Request>
Leave out the pictures and repeat everything else in the records exactly.

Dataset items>
□ □ □ □

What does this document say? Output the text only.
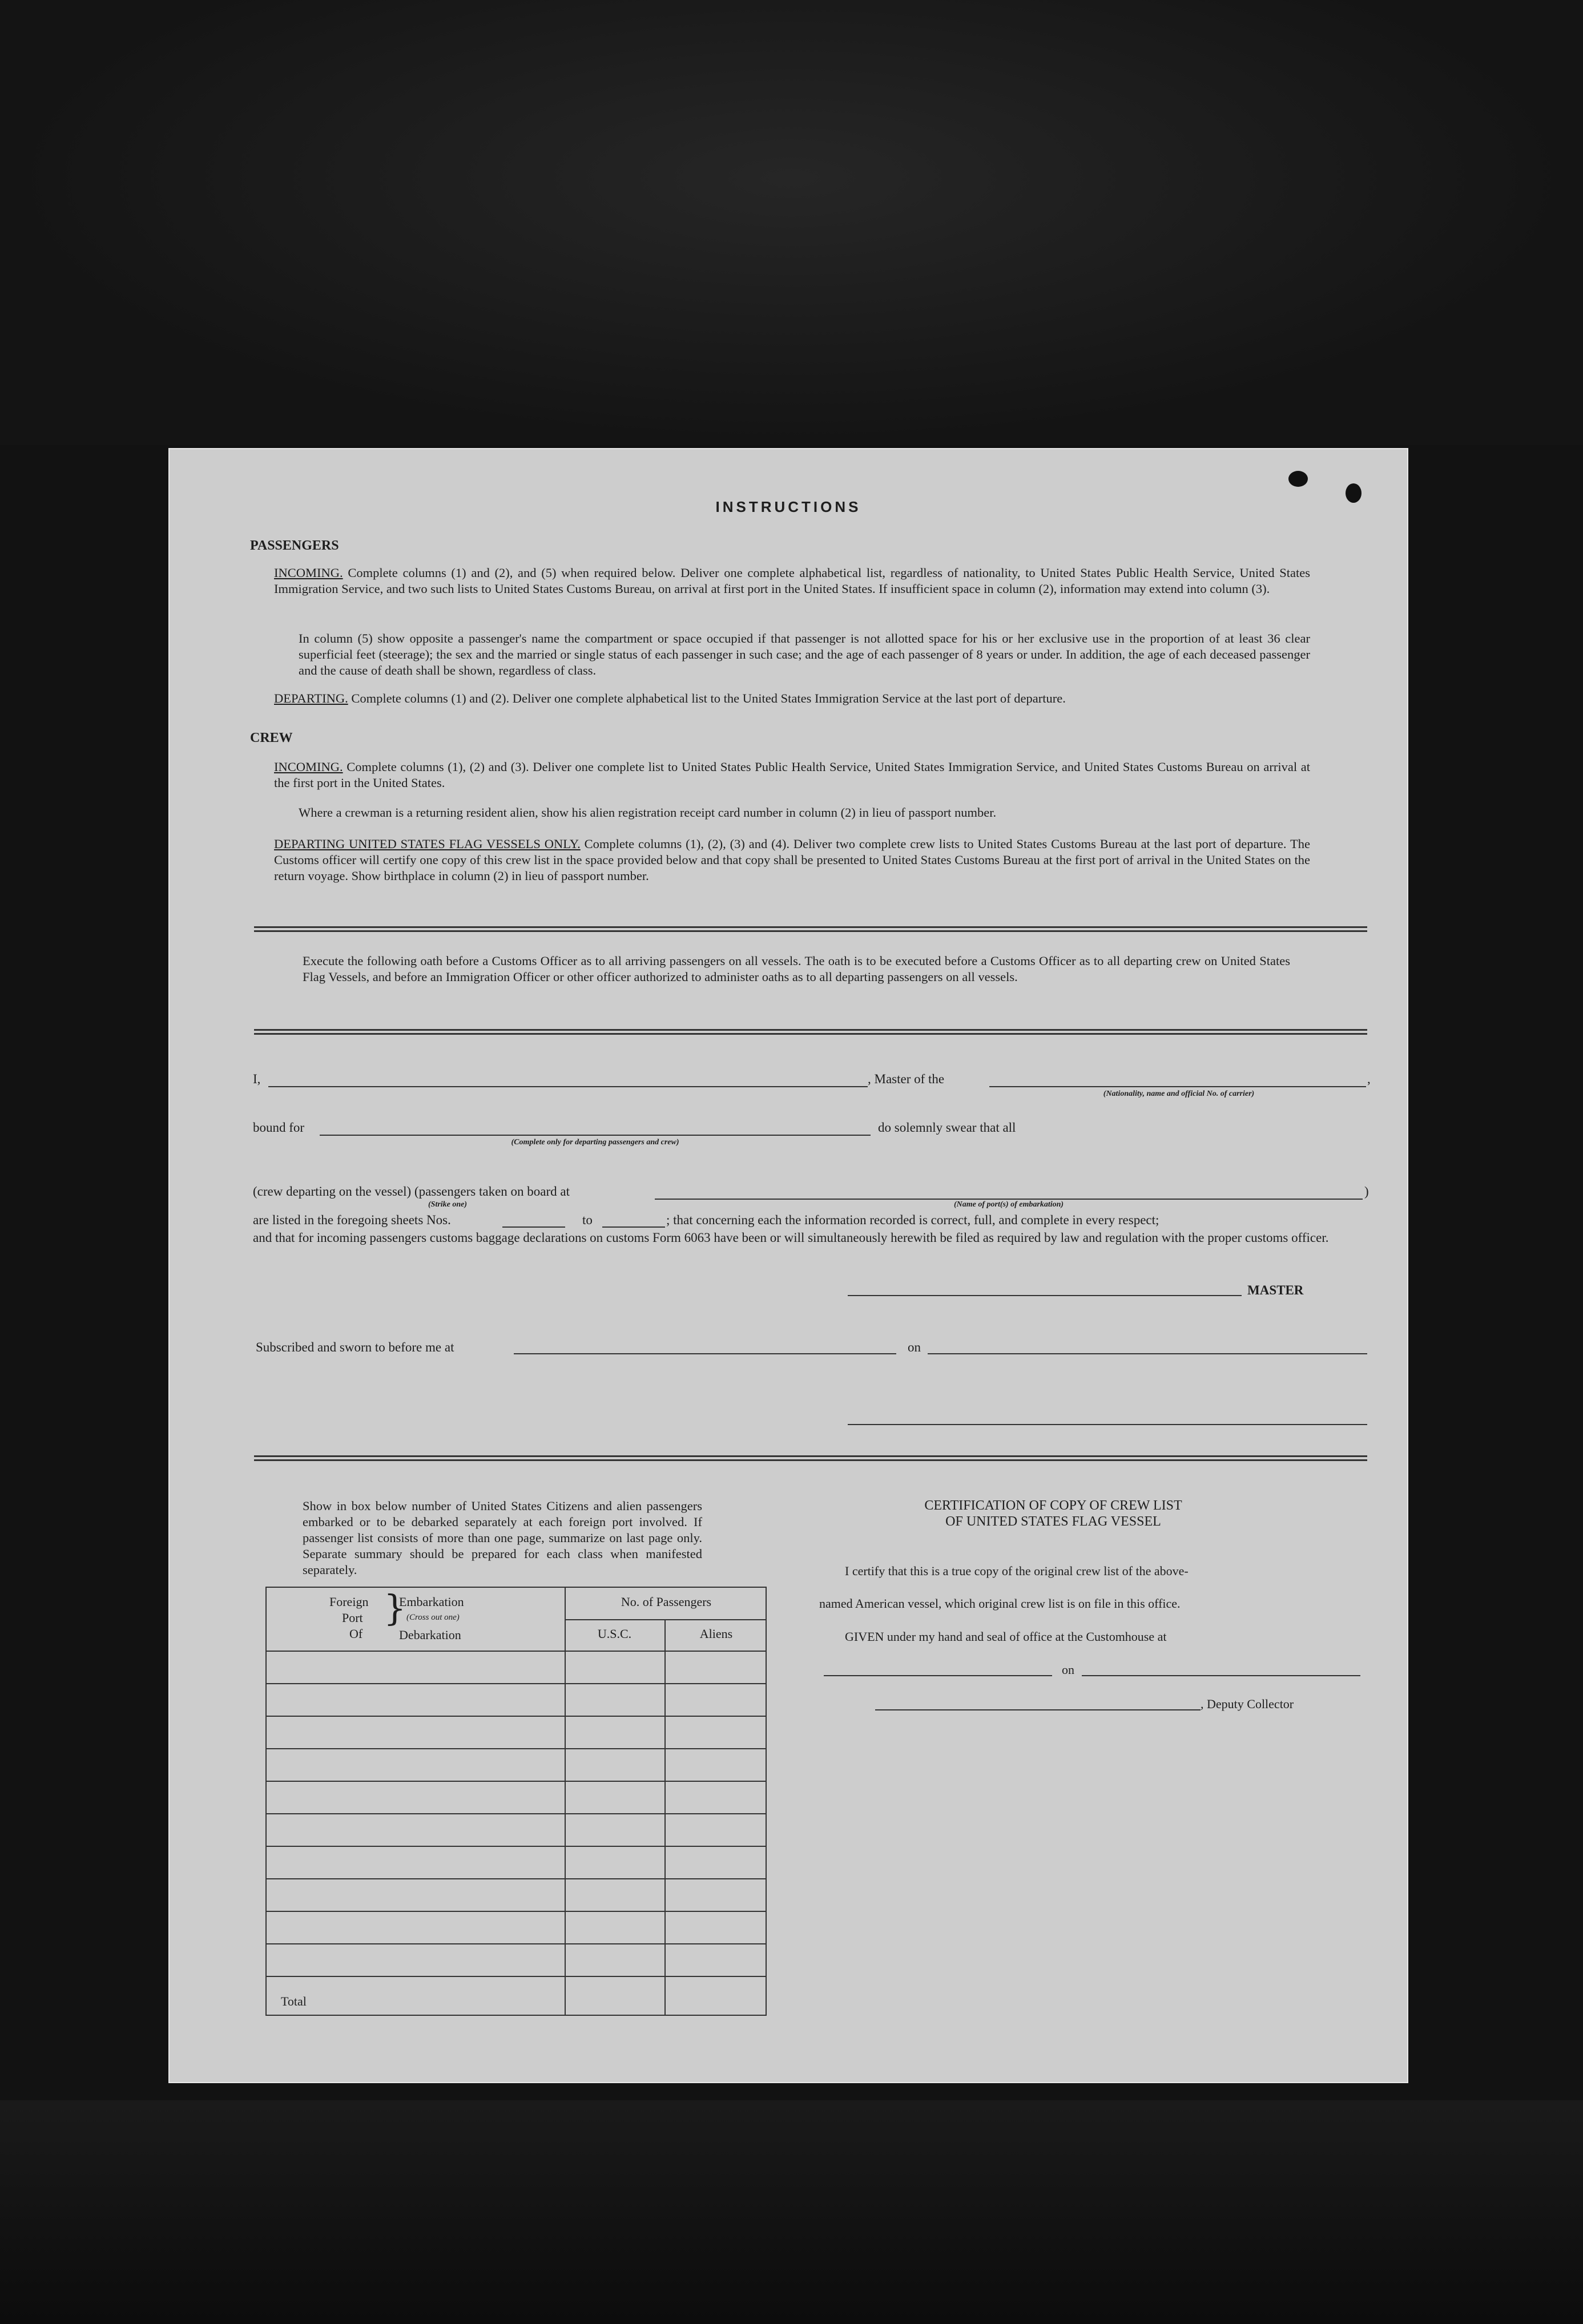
INSTRUCTIONS
PASSENGERS
INCOMING. Complete columns (1) and (2), and (5) when required below. Deliver one complete alphabetical list, regardless of nationality, to United States Public Health Service, United States Immigration Service, and two such lists to United States Customs Bureau, on arrival at first port in the United States. If insufficient space in column (2), information may extend into column (3).
In column (5) show opposite a passenger's name the compartment or space occupied if that passenger is not allotted space for his or her exclusive use in the proportion of at least 36 clear superficial feet (steerage); the sex and the married or single status of each passenger in such case; and the age of each passenger of 8 years or under. In addition, the age of each deceased passenger and the cause of death shall be shown, regardless of class.
DEPARTING. Complete columns (1) and (2). Deliver one complete alphabetical list to the United States Immigration Service at the last port of departure.
CREW
INCOMING. Complete columns (1), (2) and (3). Deliver one complete list to United States Public Health Service, United States Immigration Service, and United States Customs Bureau on arrival at the first port in the United States.
Where a crewman is a returning resident alien, show his alien registration receipt card number in column (2) in lieu of passport number.
DEPARTING UNITED STATES FLAG VESSELS ONLY. Complete columns (1), (2), (3) and (4). Deliver two complete crew lists to United States Customs Bureau at the last port of departure. The Customs officer will certify one copy of this crew list in the space provided below and that copy shall be presented to United States Customs Bureau at the first port of arrival in the United States on the return voyage. Show birthplace in column (2) in lieu of passport number.
Execute the following oath before a Customs Officer as to all arriving passengers on all vessels. The oath is to be executed before a Customs Officer as to all departing crew on United States Flag Vessels, and before an Immigration Officer or other officer authorized to administer oaths as to all departing passengers on all vessels.
I,	, Master of the	,
(Nationality, name and official No. of carrier)
bound for
(Complete only for departing passengers and crew)
do solemnly swear that all
(crew departing on the vessel) (passengers taken on board at
(Strike one)
)
(Name of port(s) of embarkation)
are listed in the foregoing sheets Nos.	to	; that concerning each the information recorded is correct, full, and complete in every respect;
and that for incoming passengers customs baggage declarations on customs Form 6063 have been or will simultaneously herewith be filed as required by law and regulation with the proper customs officer.
MASTER
Subscribed and sworn to before me at	on
Show in box below number of United States Citizens and alien passengers embarked or to be debarked separately at each foreign port involved. If passenger list consists of more than one page, summarize on last page only. Separate summary should be prepared for each class when manifested separately.
Foreign
Port
Of
}
Embarkation
(Cross out one)
Debarkation
No. of Passengers
U.S.C.	Aliens
Total
CERTIFICATION OF COPY OF CREW LIST
OF UNITED STATES FLAG VESSEL
I certify that this is a true copy of the original crew list of the above-
named American vessel, which original crew list is on file in this office.
GIVEN under my hand and seal of office at the Customhouse at
on
, Deputy Collector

□ □ □ □

Exercise answer>
What does this document say? Output the text only.
INSTRUCTIONS
PASSENGERS
INCOMING. Complete columns (1) and (2), and (5) when required below. Deliver one complete alphabetical list, regardless of nationality, to United States Public Health Service, United States Immigration Service, and two such lists to United States Customs Bureau, on arrival at first port in the United States. If insufficient space in column (2), information may extend into column (3).
In column (5) show opposite a passenger's name the compartment or space occupied if that passenger is not allotted space for his or her exclusive use in the proportion of at least 36 clear superficial feet (steerage); the sex and the married or single status of each passenger in such case; and the age of each passenger of 8 years or under. In addition, the age of each deceased passenger and the cause of death shall be shown, regardless of class.
DEPARTING. Complete columns (1) and (2). Deliver one complete alphabetical list to the United States Immigration Service at the last port of departure.
CREW
INCOMING. Complete columns (1), (2) and (3). Deliver one complete list to United States Public Health Service, United States Immigration Service, and United States Customs Bureau on arrival at the first port in the United States.
Where a crewman is a returning resident alien, show his alien registration receipt card number in column (2) in lieu of passport number.
DEPARTING UNITED STATES FLAG VESSELS ONLY. Complete columns (1), (2), (3) and (4). Deliver two complete crew lists to United States Customs Bureau at the last port of departure. The Customs officer will certify one copy of this crew list in the space provided below and that copy shall be presented to United States Customs Bureau at the first port of arrival in the United States on the return voyage. Show birthplace in column (2) in lieu of passport number.
Execute the following oath before a Customs Officer as to all arriving passengers on all vessels. The oath is to be executed before a Customs Officer as to all departing crew on United States Flag Vessels, and before an Immigration Officer or other officer authorized to administer oaths as to all departing passengers on all vessels.
I,	, Master of the	,
(Nationality, name and official No. of carrier)
bound for
(Complete only for departing passengers and crew)
do solemnly swear that all
(crew departing on the vessel) (passengers taken on board at
(Strike one)
)
(Name of port(s) of embarkation)
are listed in the foregoing sheets Nos.	to	; that concerning each the information recorded is correct, full, and complete in every respect;
and that for incoming passengers customs baggage declarations on customs Form 6063 have been or will simultaneously herewith be filed as required by law and regulation with the proper customs officer.
MASTER
Subscribed and sworn to before me at	on
Show in box below number of United States Citizens and alien passengers embarked or to be debarked separately at each foreign port involved. If passenger list consists of more than one page, summarize on last page only. Separate summary should be prepared for each class when manifested separately.
Foreign
Port
Of
}
Embarkation
(Cross out one)
Debarkation
No. of Passengers
U.S.C.	Aliens
Total
CERTIFICATION OF COPY OF CREW LIST
OF UNITED STATES FLAG VESSEL
I certify that this is a true copy of the original crew list of the above-
named American vessel, which original crew list is on file in this office.
GIVEN under my hand and seal of office at the Customhouse at
on
, Deputy Collector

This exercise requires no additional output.